(Task objective) Gather all lines with the word "content" in them.

Collected data:
....

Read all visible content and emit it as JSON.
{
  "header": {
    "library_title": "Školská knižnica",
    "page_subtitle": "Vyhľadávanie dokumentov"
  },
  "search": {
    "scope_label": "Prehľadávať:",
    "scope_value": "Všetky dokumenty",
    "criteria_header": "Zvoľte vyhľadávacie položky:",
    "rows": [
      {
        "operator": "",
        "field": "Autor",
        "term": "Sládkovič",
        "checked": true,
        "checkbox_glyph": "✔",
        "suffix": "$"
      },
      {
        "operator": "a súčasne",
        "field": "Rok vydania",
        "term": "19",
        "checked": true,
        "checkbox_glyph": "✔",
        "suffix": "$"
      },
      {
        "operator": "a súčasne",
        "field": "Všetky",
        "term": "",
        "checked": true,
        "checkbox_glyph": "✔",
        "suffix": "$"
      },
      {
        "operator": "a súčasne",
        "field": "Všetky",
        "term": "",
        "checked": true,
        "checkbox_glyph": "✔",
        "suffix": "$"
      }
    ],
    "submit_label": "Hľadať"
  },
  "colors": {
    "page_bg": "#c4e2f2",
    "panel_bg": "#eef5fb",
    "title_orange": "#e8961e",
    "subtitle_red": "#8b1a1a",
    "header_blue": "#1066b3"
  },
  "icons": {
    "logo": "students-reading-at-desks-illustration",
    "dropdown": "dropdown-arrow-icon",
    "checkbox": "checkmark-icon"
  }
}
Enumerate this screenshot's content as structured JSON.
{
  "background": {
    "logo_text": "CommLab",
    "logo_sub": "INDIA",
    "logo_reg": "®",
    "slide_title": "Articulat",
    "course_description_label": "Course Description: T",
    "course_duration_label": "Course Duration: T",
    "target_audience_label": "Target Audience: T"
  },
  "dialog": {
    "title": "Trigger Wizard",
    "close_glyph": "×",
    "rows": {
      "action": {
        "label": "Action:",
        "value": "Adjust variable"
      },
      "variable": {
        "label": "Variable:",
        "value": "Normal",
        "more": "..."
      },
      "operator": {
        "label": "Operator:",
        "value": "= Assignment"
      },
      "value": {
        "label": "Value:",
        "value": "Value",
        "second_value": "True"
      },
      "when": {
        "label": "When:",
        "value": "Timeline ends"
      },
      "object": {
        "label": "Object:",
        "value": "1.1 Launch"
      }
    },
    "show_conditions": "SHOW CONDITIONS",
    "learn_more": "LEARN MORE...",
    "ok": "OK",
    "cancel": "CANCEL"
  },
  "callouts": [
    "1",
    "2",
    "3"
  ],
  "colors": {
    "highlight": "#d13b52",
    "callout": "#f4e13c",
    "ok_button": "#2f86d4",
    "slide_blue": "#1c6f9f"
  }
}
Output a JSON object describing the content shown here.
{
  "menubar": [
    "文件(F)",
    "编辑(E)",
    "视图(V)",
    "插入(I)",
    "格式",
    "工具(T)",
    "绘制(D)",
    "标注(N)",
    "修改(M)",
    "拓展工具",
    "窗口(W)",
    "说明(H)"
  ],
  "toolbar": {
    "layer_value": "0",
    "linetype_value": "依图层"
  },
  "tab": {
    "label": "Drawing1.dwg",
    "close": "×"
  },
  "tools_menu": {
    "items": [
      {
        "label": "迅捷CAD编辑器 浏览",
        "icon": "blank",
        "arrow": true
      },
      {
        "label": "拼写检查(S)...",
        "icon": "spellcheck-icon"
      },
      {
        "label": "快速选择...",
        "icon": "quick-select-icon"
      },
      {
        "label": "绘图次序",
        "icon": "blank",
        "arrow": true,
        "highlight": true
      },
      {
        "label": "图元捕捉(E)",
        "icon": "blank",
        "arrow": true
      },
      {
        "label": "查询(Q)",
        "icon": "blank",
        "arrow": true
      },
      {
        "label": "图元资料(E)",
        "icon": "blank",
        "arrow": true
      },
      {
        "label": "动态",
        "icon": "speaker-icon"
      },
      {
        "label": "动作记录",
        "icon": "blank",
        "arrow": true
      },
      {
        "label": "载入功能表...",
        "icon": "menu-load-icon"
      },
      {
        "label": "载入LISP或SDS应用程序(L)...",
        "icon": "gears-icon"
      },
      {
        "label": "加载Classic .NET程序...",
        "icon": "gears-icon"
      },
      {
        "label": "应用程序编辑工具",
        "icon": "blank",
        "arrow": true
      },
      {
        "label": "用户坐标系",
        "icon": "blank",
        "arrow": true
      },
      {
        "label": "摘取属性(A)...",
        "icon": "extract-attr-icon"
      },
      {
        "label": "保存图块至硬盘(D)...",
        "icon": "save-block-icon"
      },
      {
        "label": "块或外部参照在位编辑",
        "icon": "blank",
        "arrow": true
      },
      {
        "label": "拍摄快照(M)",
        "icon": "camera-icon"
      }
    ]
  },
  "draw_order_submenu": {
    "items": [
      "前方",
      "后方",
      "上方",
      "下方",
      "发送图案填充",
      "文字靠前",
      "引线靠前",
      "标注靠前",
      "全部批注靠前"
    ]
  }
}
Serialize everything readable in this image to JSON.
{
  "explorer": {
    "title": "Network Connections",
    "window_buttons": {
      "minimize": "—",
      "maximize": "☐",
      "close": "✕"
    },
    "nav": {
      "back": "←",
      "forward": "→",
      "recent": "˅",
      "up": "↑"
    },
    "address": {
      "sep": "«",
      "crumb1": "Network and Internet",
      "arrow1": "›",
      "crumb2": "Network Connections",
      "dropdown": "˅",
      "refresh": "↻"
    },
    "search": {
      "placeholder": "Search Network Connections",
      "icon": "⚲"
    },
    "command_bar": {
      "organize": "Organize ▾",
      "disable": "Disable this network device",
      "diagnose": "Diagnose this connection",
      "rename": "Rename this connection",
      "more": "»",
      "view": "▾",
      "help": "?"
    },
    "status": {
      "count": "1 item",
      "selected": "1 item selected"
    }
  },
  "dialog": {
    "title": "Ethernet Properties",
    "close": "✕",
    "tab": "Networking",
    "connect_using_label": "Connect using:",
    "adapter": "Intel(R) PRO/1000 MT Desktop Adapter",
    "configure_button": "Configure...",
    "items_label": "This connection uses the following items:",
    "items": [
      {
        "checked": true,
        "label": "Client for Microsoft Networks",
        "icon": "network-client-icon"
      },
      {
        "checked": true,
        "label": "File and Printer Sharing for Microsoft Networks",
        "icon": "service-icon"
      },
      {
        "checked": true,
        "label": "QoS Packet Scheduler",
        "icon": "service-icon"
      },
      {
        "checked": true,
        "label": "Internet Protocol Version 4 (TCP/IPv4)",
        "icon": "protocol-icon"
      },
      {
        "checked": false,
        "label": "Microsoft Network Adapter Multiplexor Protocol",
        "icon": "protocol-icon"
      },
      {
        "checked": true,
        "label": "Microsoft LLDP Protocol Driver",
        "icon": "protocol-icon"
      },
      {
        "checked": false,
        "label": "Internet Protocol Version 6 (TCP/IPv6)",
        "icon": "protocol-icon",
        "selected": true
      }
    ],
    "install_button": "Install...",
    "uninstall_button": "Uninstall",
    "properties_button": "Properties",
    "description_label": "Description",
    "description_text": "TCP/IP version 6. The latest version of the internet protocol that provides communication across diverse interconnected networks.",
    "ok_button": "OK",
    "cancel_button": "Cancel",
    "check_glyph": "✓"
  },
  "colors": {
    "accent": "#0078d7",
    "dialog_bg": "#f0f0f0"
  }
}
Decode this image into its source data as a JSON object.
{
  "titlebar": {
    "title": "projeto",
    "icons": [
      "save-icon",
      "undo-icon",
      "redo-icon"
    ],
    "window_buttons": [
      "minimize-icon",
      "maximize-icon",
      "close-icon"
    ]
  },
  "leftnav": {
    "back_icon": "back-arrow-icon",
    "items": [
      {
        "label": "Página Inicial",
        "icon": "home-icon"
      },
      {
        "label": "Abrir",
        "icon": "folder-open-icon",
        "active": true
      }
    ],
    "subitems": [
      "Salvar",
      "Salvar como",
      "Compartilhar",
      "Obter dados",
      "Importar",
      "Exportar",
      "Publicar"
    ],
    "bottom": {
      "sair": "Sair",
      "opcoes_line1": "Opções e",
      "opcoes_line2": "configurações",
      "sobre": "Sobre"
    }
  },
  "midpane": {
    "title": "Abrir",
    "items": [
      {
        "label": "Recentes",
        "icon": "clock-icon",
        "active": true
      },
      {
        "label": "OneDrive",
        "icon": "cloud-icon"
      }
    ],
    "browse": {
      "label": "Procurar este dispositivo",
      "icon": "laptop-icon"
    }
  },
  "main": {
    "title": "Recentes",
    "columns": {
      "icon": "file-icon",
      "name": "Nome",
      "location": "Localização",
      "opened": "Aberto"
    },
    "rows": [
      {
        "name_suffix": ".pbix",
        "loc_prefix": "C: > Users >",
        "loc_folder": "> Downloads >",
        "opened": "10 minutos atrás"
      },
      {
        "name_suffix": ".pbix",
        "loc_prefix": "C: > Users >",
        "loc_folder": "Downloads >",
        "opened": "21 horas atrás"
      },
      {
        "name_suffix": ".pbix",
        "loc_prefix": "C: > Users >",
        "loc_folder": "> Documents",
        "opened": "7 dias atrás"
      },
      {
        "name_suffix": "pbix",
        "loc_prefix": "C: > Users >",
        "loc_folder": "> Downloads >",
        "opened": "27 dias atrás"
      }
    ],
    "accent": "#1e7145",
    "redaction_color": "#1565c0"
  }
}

....

(Right answer)
Read all visible content and emit it as JSON.
Enumerate this screenshot's content as structured JSON.
Output a JSON object describing the content shown here.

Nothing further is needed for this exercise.